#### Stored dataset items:
___

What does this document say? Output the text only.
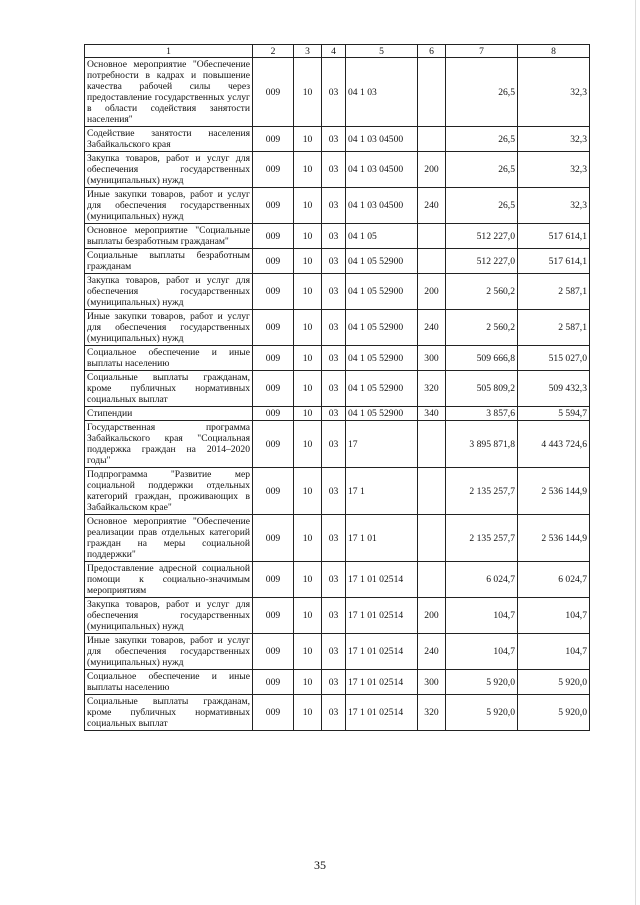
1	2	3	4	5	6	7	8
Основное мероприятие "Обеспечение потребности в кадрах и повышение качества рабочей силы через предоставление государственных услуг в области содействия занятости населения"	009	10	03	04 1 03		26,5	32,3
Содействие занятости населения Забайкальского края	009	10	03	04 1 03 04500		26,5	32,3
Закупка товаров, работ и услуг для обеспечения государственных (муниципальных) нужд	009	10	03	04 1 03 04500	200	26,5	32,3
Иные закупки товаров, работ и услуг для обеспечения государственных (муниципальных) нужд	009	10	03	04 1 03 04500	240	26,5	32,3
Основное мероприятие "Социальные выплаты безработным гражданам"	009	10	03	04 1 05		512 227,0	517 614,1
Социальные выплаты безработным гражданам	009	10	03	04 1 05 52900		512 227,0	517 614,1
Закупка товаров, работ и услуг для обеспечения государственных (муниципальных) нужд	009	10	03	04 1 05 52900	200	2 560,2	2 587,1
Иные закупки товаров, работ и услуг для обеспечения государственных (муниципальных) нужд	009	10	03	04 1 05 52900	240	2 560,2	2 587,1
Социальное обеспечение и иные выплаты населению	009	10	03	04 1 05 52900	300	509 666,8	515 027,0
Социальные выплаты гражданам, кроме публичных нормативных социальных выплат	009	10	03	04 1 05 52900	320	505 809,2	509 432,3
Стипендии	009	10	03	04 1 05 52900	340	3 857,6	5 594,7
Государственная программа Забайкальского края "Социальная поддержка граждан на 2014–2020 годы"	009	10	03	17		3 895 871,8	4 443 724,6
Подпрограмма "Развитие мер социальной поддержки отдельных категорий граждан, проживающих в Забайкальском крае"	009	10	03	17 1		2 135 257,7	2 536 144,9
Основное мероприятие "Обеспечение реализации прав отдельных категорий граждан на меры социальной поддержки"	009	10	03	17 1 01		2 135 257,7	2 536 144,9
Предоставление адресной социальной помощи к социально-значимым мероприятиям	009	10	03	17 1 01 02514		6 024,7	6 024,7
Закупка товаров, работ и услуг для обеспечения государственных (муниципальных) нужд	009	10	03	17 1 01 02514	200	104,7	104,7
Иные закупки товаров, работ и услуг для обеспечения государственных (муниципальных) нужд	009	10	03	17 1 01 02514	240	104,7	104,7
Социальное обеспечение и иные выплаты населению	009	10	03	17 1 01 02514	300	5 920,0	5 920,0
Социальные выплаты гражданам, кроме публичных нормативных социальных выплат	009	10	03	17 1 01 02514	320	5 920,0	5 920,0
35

___

#### Task to carry out:
Keep every word of the data as it is when you write it out, but drop the pictures.

#### Answer in full:
What does this document say? Output the text only.
1	2	3	4	5	6	7	8
Основное мероприятие "Обеспечение потребности в кадрах и повышение качества рабочей силы через предоставление государственных услуг в области содействия занятости населения"	009	10	03	04 1 03		26,5	32,3
Содействие занятости населения Забайкальского края	009	10	03	04 1 03 04500		26,5	32,3
Закупка товаров, работ и услуг для обеспечения государственных (муниципальных) нужд	009	10	03	04 1 03 04500	200	26,5	32,3
Иные закупки товаров, работ и услуг для обеспечения государственных (муниципальных) нужд	009	10	03	04 1 03 04500	240	26,5	32,3
Основное мероприятие "Социальные выплаты безработным гражданам"	009	10	03	04 1 05		512 227,0	517 614,1
Социальные выплаты безработным гражданам	009	10	03	04 1 05 52900		512 227,0	517 614,1
Закупка товаров, работ и услуг для обеспечения государственных (муниципальных) нужд	009	10	03	04 1 05 52900	200	2 560,2	2 587,1
Иные закупки товаров, работ и услуг для обеспечения государственных (муниципальных) нужд	009	10	03	04 1 05 52900	240	2 560,2	2 587,1
Социальное обеспечение и иные выплаты населению	009	10	03	04 1 05 52900	300	509 666,8	515 027,0
Социальные выплаты гражданам, кроме публичных нормативных социальных выплат	009	10	03	04 1 05 52900	320	505 809,2	509 432,3
Стипендии	009	10	03	04 1 05 52900	340	3 857,6	5 594,7
Государственная программа Забайкальского края "Социальная поддержка граждан на 2014–2020 годы"	009	10	03	17		3 895 871,8	4 443 724,6
Подпрограмма "Развитие мер социальной поддержки отдельных категорий граждан, проживающих в Забайкальском крае"	009	10	03	17 1		2 135 257,7	2 536 144,9
Основное мероприятие "Обеспечение реализации прав отдельных категорий граждан на меры социальной поддержки"	009	10	03	17 1 01		2 135 257,7	2 536 144,9
Предоставление адресной социальной помощи к социально-значимым мероприятиям	009	10	03	17 1 01 02514		6 024,7	6 024,7
Закупка товаров, работ и услуг для обеспечения государственных (муниципальных) нужд	009	10	03	17 1 01 02514	200	104,7	104,7
Иные закупки товаров, работ и услуг для обеспечения государственных (муниципальных) нужд	009	10	03	17 1 01 02514	240	104,7	104,7
Социальное обеспечение и иные выплаты населению	009	10	03	17 1 01 02514	300	5 920,0	5 920,0
Социальные выплаты гражданам, кроме публичных нормативных социальных выплат	009	10	03	17 1 01 02514	320	5 920,0	5 920,0
35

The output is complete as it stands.